**Collected data entries**
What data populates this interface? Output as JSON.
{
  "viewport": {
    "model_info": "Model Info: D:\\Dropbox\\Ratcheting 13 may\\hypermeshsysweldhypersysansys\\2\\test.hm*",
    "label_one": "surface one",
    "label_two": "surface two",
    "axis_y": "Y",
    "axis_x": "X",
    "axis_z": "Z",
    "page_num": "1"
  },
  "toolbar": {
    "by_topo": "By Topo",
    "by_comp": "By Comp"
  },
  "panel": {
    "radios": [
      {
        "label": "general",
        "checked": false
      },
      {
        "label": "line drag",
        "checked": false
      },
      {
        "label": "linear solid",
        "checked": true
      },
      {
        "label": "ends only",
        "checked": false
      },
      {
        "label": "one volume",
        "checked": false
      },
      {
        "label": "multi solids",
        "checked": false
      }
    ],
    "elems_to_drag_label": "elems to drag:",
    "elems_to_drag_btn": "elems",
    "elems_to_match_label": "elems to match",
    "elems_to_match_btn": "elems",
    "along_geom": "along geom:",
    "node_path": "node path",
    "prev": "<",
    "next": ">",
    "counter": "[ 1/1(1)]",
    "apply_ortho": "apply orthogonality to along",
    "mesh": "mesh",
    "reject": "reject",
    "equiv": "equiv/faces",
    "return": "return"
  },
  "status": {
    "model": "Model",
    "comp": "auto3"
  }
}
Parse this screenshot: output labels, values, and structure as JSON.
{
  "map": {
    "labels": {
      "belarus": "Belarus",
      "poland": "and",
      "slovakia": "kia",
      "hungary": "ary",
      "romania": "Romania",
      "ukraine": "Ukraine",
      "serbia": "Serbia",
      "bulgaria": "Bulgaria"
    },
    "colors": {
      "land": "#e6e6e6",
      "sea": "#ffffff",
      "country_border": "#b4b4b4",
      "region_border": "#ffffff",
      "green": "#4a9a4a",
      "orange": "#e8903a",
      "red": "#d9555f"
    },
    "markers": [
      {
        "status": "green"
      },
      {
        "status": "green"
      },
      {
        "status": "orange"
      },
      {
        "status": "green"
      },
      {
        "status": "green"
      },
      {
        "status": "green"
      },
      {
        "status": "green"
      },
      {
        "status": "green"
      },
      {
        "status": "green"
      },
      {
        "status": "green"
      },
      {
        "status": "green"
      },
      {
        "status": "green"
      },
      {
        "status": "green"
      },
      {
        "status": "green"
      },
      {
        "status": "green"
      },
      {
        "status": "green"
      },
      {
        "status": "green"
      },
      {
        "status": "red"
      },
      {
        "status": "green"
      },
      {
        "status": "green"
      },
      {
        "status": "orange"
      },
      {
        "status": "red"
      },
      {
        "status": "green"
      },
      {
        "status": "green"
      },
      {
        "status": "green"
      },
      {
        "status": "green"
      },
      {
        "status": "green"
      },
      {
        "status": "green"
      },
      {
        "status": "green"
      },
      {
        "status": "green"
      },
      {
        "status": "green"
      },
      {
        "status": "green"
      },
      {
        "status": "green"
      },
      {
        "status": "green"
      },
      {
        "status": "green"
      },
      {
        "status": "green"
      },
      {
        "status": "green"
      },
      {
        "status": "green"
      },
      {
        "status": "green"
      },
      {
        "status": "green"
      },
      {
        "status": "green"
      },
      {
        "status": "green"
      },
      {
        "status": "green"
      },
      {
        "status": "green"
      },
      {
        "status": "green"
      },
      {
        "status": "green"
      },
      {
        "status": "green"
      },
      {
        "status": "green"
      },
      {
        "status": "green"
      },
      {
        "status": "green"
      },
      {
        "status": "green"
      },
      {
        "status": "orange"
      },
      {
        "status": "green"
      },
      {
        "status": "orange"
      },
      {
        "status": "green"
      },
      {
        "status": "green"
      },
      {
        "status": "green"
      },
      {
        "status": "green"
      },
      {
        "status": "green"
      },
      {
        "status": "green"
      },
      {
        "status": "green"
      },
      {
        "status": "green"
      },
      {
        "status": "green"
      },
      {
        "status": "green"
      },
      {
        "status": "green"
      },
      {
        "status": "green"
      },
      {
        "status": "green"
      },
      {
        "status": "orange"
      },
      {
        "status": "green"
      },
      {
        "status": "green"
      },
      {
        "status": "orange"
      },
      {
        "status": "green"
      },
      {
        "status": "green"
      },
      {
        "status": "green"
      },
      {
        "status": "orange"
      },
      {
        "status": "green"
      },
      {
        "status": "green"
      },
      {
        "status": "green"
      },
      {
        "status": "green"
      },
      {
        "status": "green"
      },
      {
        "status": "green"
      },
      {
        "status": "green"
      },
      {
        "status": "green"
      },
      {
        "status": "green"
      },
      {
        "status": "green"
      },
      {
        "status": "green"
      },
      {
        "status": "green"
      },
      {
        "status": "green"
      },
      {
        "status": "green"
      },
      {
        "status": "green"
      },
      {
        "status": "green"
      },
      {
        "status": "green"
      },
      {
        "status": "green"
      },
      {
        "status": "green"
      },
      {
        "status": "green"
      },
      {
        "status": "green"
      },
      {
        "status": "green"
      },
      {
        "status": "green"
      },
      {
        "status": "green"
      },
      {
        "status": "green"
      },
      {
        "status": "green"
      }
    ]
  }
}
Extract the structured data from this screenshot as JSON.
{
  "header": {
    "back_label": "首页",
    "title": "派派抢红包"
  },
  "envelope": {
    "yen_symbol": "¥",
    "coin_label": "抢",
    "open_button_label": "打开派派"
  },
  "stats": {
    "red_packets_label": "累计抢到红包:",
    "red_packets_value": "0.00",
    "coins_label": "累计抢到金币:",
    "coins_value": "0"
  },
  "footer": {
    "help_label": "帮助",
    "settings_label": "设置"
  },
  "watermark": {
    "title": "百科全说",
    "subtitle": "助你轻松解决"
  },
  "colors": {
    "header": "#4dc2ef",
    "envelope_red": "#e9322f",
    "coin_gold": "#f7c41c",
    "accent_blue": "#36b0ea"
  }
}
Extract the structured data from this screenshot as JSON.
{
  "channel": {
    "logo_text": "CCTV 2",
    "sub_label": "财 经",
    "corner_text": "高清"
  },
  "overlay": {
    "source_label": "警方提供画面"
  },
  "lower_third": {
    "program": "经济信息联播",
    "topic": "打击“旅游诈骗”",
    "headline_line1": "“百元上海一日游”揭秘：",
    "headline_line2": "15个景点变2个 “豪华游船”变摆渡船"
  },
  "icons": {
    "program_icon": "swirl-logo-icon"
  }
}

**WHAT TO WORK ON**
Copy each line above that contains the word "JSON".

**EXERCISE OUTPUT**
What data populates this interface? Output as JSON.
Parse this screenshot: output labels, values, and structure as JSON.
Extract the structured data from this screenshot as JSON.
Extract the structured data from this screenshot as JSON.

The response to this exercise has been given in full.